* [Requirement]
Gather the lines below that include the string "การใส", copying each in full.

* [Record set]
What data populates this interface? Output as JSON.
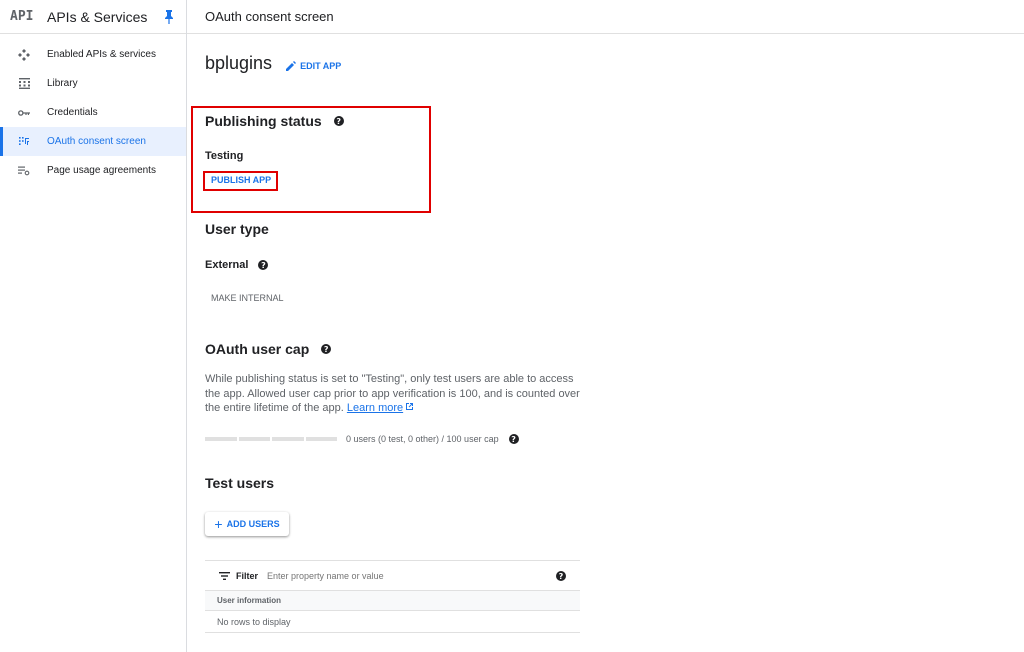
{
  "sidebar": {
    "logo": "API",
    "title": "APIs & Services",
    "items": [
      {
        "label": "Enabled APIs & services",
        "icon": "apis-diamond-icon"
      },
      {
        "label": "Library",
        "icon": "library-grid-icon"
      },
      {
        "label": "Credentials",
        "icon": "key-icon"
      },
      {
        "label": "OAuth consent screen",
        "icon": "consent-dots-icon",
        "active": true
      },
      {
        "label": "Page usage agreements",
        "icon": "settings-list-icon"
      }
    ]
  },
  "topbar": {
    "title": "OAuth consent screen"
  },
  "app": {
    "name": "bplugins",
    "edit_label": "EDIT APP"
  },
  "publishing": {
    "title": "Publishing status",
    "status": "Testing",
    "publish_label": "PUBLISH APP"
  },
  "user_type": {
    "title": "User type",
    "value": "External",
    "make_internal_label": "MAKE INTERNAL"
  },
  "user_cap": {
    "title": "OAuth user cap",
    "description": "While publishing status is set to \"Testing\", only test users are able to access the app. Allowed user cap prior to app verification is 100, and is counted over the entire lifetime of the app.",
    "learn_more": "Learn more",
    "cap_text": "0 users (0 test, 0 other) / 100 user cap",
    "users_used": 0,
    "users_cap": 100
  },
  "test_users": {
    "title": "Test users",
    "add_label": "ADD USERS",
    "filter_label": "Filter",
    "filter_placeholder": "Enter property name or value",
    "column_header": "User information",
    "empty_text": "No rows to display"
  },
  "colors": {
    "accent": "#1a73e8",
    "highlight": "#e00000"
  }
}
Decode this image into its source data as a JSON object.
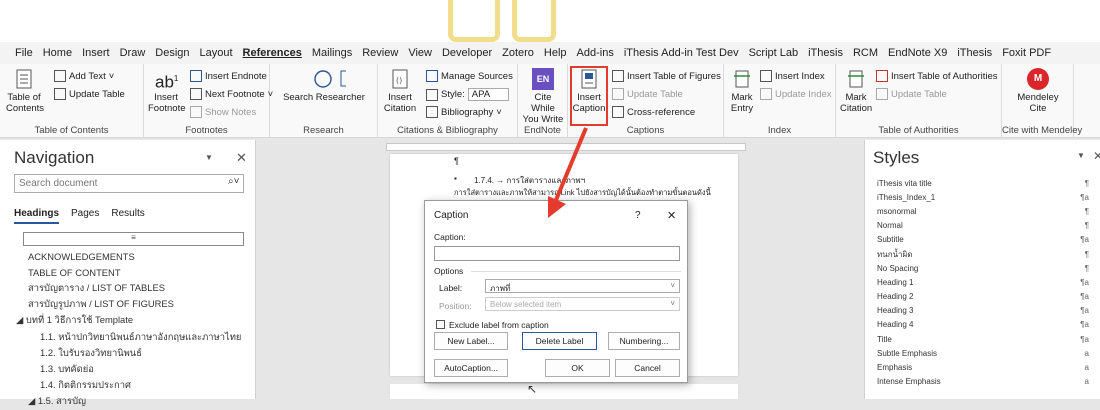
{
  "menubar": {
    "tabs": [
      "File",
      "Home",
      "Insert",
      "Draw",
      "Design",
      "Layout",
      "References",
      "Mailings",
      "Review",
      "View",
      "Developer",
      "Zotero",
      "Help",
      "Add-ins",
      "iThesis Add-in Test Dev",
      "Script Lab",
      "iThesis",
      "RCM",
      "EndNote X9",
      "iThesis",
      "Foxit PDF"
    ],
    "active_tab": "References"
  },
  "ribbon": {
    "toc": {
      "table_of_contents": "Table of Contents",
      "add_text": "Add Text",
      "update_table": "Update Table",
      "group": "Table of Contents"
    },
    "footnotes": {
      "insert_footnote": "Insert Footnote",
      "insert_endnote": "Insert Endnote",
      "next_footnote": "Next Footnote",
      "show_notes": "Show Notes",
      "group": "Footnotes"
    },
    "research": {
      "search_researcher": "Search Researcher",
      "group": "Research"
    },
    "citations": {
      "insert_citation": "Insert Citation",
      "manage_sources": "Manage Sources",
      "style_label": "Style:",
      "style_value": "APA",
      "bibliography": "Bibliography",
      "group": "Citations & Bibliography"
    },
    "endnote": {
      "cite_while_you_write": "Cite While You Write",
      "group": "EndNote"
    },
    "captions": {
      "insert_caption": "Insert Caption",
      "insert_table_of_figures": "Insert Table of Figures",
      "update_table": "Update Table",
      "cross_reference": "Cross-reference",
      "group": "Captions"
    },
    "index": {
      "mark_entry": "Mark Entry",
      "insert_index": "Insert Index",
      "update_index": "Update Index",
      "group": "Index"
    },
    "authorities": {
      "mark_citation": "Mark Citation",
      "insert_table_of_authorities": "Insert Table of Authorities",
      "update_table": "Update Table",
      "group": "Table of Authorities"
    },
    "mendeley": {
      "mendeley_cite": "Mendeley Cite",
      "group": "Cite with Mendeley"
    }
  },
  "navigation": {
    "title": "Navigation",
    "search_placeholder": "Search document",
    "tabs": [
      "Headings",
      "Pages",
      "Results"
    ],
    "active_tab": "Headings",
    "items": [
      "ACKNOWLEDGEMENTS",
      "TABLE OF CONTENT",
      "สารบัญตาราง / LIST OF TABLES",
      "สารบัญรูปภาพ / LIST OF FIGURES",
      "◢ บทที่ 1  วิธีการใช้ Template",
      "1.1. หน้าปกวิทยานิพนธ์ภาษาอังกฤษและภาษาไทย",
      "1.2. ใบรับรองวิทยานิพนธ์",
      "1.3. บทคัดย่อ",
      "1.4. กิตติกรรมประกาศ",
      "◢ 1.5. สารบัญ"
    ]
  },
  "document": {
    "pilcrow": "¶",
    "line1": "1.7.4. → การใส่ตารางและภาพฯ",
    "line2": "การใส่ตารางและภาพให้สามารถ Link ไปยังสารบัญได้นั้นต้องทำตามขั้นตอนดังนี้"
  },
  "dialog": {
    "title": "Caption",
    "help": "?",
    "close": "✕",
    "caption_label": "Caption:",
    "caption_value": "",
    "options_label": "Options",
    "label_label": "Label:",
    "label_value": "ภาพที่",
    "position_label": "Position:",
    "position_value": "Below selected item",
    "exclude_label": "Exclude label from caption",
    "new_label": "New Label...",
    "delete_label": "Delete Label",
    "numbering": "Numbering...",
    "autocaption": "AutoCaption...",
    "ok": "OK",
    "cancel": "Cancel"
  },
  "styles": {
    "title": "Styles",
    "items": [
      {
        "name": "iThesis vita title",
        "mark": "¶"
      },
      {
        "name": "iThesis_Index_1",
        "mark": "¶a"
      },
      {
        "name": "msonormal",
        "mark": "¶"
      },
      {
        "name": "Normal",
        "mark": "¶"
      },
      {
        "name": "Subtitle",
        "mark": "¶a"
      },
      {
        "name": "ทนกน้ำผิด",
        "mark": "¶"
      },
      {
        "name": "No Spacing",
        "mark": "¶"
      },
      {
        "name": "Heading 1",
        "mark": "¶a"
      },
      {
        "name": "Heading 2",
        "mark": "¶a"
      },
      {
        "name": "Heading 3",
        "mark": "¶a"
      },
      {
        "name": "Heading 4",
        "mark": "¶a"
      },
      {
        "name": "Title",
        "mark": "¶a"
      },
      {
        "name": "Subtle Emphasis",
        "mark": "a"
      },
      {
        "name": "Emphasis",
        "mark": "a"
      },
      {
        "name": "Intense Emphasis",
        "mark": "a"
      }
    ]
  },
  "colors": {
    "accent": "#2b579a",
    "highlight": "#e33b2e",
    "endnote": "#6a4fc0",
    "mendeley": "#d9262a"
  }
}
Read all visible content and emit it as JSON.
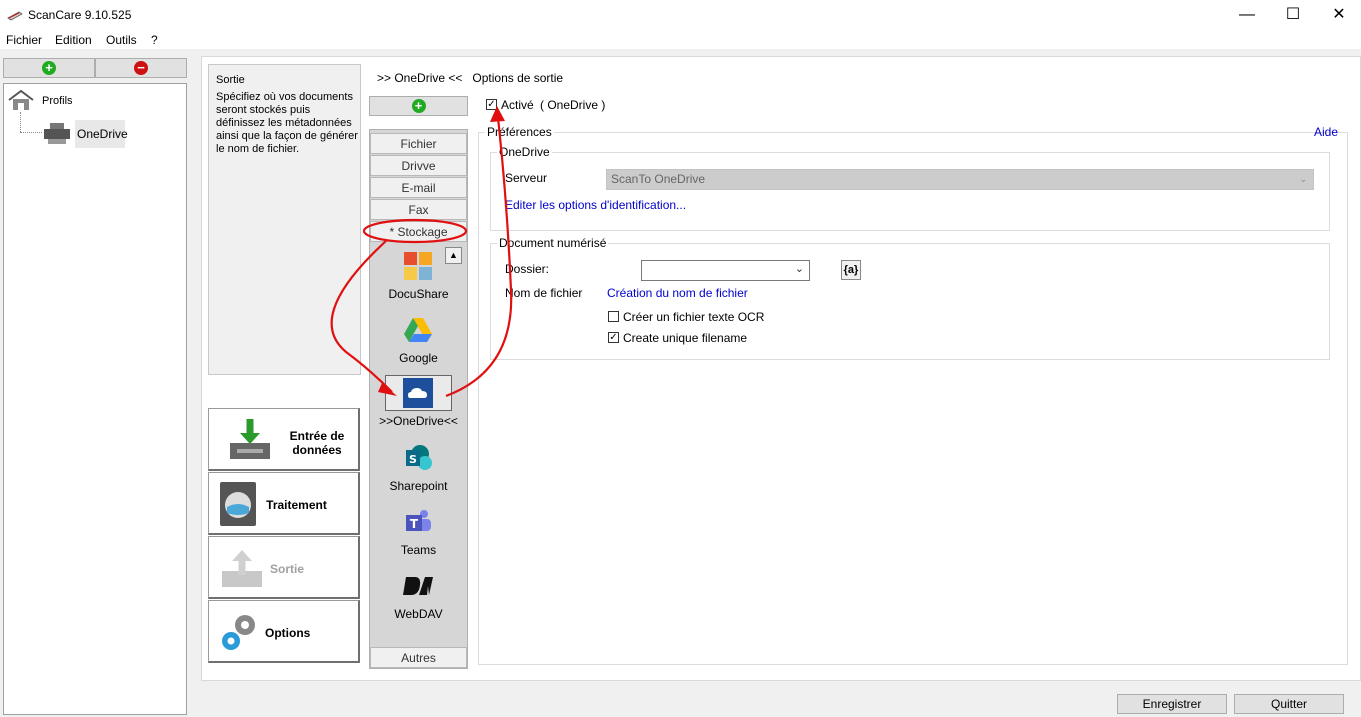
{
  "window": {
    "title": "ScanCare 9.10.525"
  },
  "menu": [
    "Fichier",
    "Edition",
    "Outils",
    "?"
  ],
  "tree": {
    "root": "Profils",
    "child": "OneDrive"
  },
  "description": {
    "title": "Sortie",
    "text": "Spécifiez où vos documents seront stockés puis définissez les métadonnées ainsi que la façon de générer le nom de fichier."
  },
  "nav_buttons": {
    "entree": "Entrée de données",
    "traitement": "Traitement",
    "sortie": "Sortie",
    "options": "Options"
  },
  "output_tabs": [
    "Fichier",
    "Drivve",
    "E-mail",
    "Fax",
    "* Stockage"
  ],
  "services": [
    "DocuShare",
    "Google",
    ">>OneDrive<<",
    "Sharepoint",
    "Teams",
    "WebDAV"
  ],
  "others_tab": "Autres",
  "breadcrumb": ">> OneDrive <<   Options de sortie",
  "active": {
    "label": "Activé",
    "service": "( OneDrive )"
  },
  "preferences": {
    "legend": "Préférences",
    "help": "Aide"
  },
  "onedrive_group": {
    "legend": "OneDrive",
    "server_label": "Serveur",
    "server_value": "ScanTo OneDrive",
    "edit_link": "Editer les options d'identification..."
  },
  "document_group": {
    "legend": "Document numérisé",
    "folder_label": "Dossier:",
    "filename_label": "Nom de fichier",
    "filename_link": "Création du nom de fichier",
    "macro_btn": "{a}",
    "ocr_label": "Créer un fichier texte OCR",
    "unique_label": "Create unique filename"
  },
  "bottom": {
    "save": "Enregistrer",
    "quit": "Quitter"
  },
  "colors": {
    "accent_red": "#e01010",
    "link_blue": "#0000cc",
    "add_green": "#22aa22",
    "remove_red": "#cc1111",
    "onedrive_blue": "#1d4f9c"
  }
}
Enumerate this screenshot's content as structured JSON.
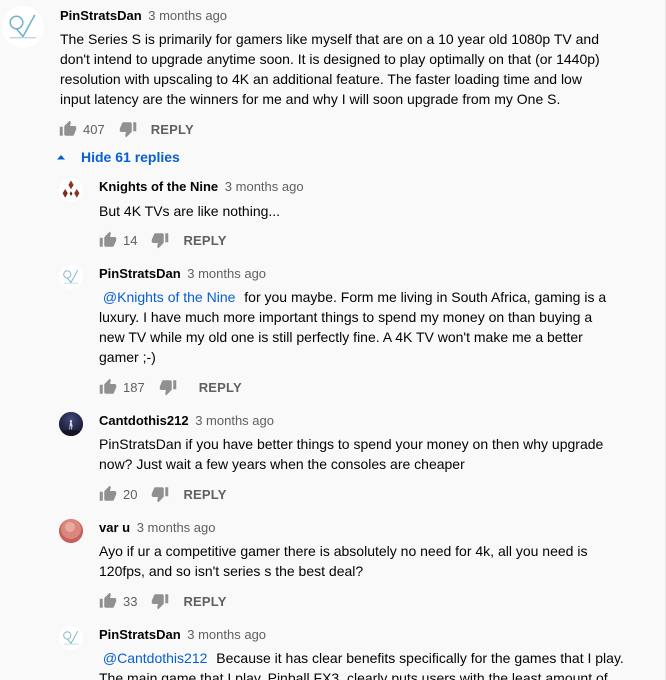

* [Solution to this problem]
    "line1": "1.7.4. → การใส่ตารางและภาพฯ",
    "line2": "การใส่ตารางและภาพให้สามารถ Link ไปยังสารบัญได้นั้นต้องทำตามขั้นตอนดังนี้"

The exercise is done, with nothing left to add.